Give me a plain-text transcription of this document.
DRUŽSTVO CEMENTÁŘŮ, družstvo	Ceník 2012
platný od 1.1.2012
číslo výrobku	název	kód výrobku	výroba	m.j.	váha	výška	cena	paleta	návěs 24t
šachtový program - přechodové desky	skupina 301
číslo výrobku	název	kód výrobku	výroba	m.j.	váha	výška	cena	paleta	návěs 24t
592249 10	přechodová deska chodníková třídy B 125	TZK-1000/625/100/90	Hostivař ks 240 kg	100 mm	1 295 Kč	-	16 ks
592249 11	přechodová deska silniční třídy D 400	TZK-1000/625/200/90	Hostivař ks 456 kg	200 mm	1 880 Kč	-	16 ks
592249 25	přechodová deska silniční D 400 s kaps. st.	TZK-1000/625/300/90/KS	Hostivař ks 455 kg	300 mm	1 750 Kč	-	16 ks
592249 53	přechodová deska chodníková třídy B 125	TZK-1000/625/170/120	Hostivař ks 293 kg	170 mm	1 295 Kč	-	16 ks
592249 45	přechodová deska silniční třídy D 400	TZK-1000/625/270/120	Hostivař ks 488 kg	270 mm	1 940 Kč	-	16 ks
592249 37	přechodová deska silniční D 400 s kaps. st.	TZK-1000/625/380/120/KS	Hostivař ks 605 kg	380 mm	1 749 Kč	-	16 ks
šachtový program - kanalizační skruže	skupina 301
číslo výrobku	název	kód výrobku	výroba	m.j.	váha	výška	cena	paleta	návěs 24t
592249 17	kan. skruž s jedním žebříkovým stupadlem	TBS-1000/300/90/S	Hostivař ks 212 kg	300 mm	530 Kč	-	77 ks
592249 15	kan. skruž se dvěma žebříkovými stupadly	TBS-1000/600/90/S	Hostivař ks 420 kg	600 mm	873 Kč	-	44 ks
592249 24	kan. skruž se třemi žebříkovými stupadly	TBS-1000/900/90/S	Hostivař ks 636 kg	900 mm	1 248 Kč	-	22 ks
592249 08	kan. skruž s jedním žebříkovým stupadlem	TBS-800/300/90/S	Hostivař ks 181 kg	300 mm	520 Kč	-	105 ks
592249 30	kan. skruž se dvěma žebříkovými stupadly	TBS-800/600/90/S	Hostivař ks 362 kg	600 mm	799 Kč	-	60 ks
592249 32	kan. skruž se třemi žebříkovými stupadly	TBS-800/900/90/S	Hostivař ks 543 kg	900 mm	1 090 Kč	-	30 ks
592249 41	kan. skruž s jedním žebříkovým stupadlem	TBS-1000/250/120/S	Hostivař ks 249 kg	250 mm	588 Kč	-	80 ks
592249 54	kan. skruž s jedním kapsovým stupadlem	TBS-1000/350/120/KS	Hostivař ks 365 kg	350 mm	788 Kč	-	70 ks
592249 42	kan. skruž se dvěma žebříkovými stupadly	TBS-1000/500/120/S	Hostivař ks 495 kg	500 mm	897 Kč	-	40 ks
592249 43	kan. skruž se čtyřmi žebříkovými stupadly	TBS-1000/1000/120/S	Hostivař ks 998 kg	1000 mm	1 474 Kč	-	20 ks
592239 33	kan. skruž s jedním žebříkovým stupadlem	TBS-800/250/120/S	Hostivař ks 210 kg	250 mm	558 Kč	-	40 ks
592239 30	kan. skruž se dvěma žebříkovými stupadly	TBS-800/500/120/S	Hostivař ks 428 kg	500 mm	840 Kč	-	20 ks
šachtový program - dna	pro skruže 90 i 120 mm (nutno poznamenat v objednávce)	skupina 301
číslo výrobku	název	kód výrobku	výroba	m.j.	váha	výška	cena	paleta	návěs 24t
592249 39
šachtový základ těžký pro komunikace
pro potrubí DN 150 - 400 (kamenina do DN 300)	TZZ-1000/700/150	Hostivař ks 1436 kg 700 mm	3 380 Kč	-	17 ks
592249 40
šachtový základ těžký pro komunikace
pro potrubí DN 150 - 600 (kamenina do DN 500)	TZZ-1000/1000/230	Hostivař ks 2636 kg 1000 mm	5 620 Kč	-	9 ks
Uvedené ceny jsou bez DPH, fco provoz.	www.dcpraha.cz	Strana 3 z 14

------------

### Your instructions
Locate the lines above that hold the word "program". Show every one of them.

### Worked solution
šachtový program - přechodové desky	skupina 301
šachtový program - kanalizační skruže	skupina 301
šachtový program - dna	pro skruže 90 i 120 mm (nutno poznamenat v objednávce)	skupina 301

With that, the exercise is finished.